--- Task ---
Below are records. Copy every line with "JSON" in it.

[Source records]
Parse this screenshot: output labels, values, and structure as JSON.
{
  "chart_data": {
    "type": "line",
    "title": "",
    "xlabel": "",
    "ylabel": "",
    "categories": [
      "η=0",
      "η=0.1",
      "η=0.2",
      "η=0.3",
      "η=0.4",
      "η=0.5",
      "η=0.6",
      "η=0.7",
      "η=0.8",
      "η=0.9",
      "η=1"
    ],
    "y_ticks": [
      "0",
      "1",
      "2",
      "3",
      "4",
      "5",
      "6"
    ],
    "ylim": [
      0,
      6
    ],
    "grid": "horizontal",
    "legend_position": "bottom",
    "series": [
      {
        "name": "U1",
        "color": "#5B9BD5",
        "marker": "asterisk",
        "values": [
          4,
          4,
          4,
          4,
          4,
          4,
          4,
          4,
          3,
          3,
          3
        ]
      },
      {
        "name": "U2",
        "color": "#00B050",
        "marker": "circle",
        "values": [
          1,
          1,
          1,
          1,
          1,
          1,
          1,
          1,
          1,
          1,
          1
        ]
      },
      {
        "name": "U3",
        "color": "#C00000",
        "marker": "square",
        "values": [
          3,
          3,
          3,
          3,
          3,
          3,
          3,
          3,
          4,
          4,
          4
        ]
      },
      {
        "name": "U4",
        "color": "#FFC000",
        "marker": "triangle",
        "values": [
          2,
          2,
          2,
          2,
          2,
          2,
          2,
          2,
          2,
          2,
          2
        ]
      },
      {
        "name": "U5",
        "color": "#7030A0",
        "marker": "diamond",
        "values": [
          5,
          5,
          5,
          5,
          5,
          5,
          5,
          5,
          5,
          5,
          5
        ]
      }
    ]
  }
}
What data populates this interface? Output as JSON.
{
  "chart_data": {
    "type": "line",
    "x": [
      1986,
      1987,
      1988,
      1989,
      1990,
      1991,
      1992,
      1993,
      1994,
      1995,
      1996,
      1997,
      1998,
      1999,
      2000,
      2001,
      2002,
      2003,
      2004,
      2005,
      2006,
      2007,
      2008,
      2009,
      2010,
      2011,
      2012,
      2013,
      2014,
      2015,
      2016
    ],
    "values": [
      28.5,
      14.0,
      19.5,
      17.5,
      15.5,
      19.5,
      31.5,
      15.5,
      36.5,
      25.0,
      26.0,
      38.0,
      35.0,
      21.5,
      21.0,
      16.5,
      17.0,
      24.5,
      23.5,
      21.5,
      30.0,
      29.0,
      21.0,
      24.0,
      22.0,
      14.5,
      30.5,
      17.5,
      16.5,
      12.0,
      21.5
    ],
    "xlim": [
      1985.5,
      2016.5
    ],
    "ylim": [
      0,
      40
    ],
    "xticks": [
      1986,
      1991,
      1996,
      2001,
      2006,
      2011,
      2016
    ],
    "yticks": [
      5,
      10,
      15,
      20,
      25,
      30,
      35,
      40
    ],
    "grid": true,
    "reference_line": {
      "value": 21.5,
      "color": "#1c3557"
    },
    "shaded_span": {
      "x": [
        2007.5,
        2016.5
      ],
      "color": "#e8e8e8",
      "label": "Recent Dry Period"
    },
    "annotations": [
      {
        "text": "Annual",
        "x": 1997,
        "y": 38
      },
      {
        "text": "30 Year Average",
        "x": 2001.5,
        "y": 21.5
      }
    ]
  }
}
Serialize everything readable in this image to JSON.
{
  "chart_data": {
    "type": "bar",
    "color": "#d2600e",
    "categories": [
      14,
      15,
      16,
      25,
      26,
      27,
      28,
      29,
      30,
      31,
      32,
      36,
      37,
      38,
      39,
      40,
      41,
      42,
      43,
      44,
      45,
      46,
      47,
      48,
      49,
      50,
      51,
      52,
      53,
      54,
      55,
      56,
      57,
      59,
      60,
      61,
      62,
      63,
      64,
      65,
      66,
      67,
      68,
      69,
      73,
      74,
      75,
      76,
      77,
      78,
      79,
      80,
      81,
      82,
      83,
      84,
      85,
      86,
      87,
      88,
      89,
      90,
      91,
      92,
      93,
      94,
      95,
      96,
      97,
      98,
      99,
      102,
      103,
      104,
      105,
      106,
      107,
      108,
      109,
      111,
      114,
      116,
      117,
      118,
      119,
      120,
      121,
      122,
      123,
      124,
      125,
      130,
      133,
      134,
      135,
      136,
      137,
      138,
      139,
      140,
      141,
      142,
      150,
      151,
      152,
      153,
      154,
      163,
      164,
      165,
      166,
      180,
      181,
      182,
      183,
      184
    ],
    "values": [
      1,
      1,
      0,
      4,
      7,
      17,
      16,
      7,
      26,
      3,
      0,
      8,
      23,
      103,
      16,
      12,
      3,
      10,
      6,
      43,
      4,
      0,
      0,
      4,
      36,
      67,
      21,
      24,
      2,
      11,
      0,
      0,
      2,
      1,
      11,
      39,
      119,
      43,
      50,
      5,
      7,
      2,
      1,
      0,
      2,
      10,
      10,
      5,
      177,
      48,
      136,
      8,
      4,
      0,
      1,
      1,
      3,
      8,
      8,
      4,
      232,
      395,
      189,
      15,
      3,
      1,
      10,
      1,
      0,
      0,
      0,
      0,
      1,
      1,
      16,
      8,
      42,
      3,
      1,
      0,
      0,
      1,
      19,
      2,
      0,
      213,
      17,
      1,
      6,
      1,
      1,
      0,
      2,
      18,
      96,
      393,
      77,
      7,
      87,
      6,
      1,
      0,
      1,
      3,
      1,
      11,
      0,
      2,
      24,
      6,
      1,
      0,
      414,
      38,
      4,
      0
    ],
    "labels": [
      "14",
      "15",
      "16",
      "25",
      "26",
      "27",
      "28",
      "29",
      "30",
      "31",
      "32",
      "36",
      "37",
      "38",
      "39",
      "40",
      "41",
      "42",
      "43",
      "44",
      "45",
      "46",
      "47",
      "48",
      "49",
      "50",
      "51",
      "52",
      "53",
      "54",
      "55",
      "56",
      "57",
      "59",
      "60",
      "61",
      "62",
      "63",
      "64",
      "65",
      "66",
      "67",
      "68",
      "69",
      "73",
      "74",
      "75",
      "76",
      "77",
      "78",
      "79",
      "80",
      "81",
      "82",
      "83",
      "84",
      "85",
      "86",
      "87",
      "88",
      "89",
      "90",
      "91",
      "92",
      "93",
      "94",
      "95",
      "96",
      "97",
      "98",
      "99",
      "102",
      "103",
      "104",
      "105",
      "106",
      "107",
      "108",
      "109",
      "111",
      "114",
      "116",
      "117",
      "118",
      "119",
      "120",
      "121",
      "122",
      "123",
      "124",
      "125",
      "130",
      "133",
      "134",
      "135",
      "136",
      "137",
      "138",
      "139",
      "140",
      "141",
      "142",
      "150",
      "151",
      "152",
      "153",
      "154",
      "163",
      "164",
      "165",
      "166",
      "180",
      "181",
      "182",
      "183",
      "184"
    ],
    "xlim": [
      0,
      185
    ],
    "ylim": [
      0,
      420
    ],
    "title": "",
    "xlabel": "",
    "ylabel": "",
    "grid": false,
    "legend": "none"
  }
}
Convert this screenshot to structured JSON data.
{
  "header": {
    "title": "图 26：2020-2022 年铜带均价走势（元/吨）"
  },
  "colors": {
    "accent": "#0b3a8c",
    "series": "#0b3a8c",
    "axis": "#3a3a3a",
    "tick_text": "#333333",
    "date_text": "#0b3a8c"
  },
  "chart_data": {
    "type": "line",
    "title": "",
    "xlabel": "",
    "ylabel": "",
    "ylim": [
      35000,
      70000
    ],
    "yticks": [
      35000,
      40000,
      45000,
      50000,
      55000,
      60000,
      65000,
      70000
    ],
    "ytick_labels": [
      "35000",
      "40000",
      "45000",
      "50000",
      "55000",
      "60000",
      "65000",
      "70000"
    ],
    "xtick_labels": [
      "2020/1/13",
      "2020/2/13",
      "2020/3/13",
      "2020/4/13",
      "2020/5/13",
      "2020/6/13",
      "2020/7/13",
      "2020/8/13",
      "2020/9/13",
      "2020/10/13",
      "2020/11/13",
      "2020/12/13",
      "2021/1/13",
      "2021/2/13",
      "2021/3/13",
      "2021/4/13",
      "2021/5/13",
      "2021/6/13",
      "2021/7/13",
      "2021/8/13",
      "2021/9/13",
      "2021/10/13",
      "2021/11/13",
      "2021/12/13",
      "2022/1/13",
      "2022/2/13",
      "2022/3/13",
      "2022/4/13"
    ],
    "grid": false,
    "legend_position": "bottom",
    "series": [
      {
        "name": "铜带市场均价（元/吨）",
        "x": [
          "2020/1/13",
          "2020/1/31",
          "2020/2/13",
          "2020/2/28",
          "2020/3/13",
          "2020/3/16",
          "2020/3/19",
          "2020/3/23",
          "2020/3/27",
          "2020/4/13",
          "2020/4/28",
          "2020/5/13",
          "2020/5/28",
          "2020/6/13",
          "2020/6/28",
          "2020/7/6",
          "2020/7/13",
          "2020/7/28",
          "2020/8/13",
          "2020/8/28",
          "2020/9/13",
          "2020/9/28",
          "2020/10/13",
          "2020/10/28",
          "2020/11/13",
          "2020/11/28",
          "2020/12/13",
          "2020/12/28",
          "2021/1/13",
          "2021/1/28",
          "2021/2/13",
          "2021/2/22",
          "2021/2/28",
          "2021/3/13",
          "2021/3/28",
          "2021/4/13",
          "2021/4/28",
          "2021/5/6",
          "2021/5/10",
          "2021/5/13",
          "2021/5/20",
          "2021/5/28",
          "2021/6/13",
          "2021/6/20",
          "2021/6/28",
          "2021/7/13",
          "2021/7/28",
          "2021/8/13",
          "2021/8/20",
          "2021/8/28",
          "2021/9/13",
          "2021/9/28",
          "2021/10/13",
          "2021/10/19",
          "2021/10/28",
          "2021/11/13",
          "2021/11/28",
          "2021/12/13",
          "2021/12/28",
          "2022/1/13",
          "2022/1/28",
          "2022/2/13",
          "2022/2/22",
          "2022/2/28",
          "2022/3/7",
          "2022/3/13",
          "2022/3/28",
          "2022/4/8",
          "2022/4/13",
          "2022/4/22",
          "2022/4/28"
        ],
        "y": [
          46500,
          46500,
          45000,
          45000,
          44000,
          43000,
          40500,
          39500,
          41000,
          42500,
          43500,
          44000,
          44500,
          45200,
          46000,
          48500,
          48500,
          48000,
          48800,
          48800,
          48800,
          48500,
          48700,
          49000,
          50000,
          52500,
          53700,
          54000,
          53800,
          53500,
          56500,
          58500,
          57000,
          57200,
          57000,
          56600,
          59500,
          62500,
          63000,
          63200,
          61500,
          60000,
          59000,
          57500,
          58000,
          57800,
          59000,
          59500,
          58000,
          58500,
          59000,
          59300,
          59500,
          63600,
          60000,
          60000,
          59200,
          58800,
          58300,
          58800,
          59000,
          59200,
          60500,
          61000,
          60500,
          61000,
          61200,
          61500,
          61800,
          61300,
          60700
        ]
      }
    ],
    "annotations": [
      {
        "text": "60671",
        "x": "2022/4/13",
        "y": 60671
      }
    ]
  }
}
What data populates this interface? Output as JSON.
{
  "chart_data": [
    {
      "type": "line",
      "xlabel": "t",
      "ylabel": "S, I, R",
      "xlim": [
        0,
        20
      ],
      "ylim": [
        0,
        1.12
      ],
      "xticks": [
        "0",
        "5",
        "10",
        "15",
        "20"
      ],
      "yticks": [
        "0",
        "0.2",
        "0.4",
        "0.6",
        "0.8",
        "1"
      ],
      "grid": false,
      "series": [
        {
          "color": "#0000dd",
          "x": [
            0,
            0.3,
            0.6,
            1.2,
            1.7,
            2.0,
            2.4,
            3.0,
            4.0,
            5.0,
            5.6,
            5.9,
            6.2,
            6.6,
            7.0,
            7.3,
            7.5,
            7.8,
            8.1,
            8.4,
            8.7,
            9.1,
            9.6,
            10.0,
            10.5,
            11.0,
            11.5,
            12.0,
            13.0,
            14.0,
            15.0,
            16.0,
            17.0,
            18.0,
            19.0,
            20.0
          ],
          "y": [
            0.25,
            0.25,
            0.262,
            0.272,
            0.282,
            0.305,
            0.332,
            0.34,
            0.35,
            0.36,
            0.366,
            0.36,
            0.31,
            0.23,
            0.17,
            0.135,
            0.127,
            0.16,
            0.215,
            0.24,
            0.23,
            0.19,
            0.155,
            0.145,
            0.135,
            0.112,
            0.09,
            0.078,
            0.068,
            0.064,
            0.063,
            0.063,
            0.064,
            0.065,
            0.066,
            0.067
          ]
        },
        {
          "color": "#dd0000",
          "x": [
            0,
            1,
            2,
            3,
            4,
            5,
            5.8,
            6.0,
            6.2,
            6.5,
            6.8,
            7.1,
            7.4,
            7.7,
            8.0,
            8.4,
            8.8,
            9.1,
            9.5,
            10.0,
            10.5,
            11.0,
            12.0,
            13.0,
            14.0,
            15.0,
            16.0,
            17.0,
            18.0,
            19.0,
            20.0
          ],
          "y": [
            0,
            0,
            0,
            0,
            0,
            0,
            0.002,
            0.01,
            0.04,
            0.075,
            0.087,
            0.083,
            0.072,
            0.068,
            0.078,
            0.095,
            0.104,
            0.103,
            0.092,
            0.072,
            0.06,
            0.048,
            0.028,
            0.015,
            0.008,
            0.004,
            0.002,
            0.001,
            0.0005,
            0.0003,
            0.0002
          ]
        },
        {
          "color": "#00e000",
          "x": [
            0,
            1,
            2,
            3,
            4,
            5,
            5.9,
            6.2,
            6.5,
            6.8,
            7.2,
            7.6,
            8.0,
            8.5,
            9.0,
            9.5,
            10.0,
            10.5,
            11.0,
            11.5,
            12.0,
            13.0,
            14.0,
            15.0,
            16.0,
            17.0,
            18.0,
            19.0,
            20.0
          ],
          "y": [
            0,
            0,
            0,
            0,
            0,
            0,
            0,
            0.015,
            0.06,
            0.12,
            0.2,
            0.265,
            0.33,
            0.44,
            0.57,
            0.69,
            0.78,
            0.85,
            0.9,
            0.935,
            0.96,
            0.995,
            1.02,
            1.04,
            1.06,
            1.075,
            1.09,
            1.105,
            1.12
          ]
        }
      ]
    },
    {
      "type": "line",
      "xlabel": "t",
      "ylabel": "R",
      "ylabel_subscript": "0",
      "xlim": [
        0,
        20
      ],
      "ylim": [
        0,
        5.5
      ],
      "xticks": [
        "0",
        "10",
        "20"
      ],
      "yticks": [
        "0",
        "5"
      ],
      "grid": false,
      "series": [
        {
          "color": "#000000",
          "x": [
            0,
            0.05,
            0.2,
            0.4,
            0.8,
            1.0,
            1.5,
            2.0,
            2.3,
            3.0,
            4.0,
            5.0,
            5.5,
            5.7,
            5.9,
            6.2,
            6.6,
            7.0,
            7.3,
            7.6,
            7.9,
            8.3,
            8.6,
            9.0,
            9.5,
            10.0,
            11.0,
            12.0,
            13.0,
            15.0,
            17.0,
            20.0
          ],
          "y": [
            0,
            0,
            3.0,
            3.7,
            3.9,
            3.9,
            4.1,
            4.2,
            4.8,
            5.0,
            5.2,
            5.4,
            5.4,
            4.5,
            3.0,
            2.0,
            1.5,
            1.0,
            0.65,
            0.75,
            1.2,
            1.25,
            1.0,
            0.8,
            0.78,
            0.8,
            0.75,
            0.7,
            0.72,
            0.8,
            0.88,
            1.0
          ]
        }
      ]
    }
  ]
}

--- Complete output ---
Parse this screenshot: output labels, values, and structure as JSON.
What data populates this interface? Output as JSON.
Serialize everything readable in this image to JSON.
Convert this screenshot to structured JSON data.
What data populates this interface? Output as JSON.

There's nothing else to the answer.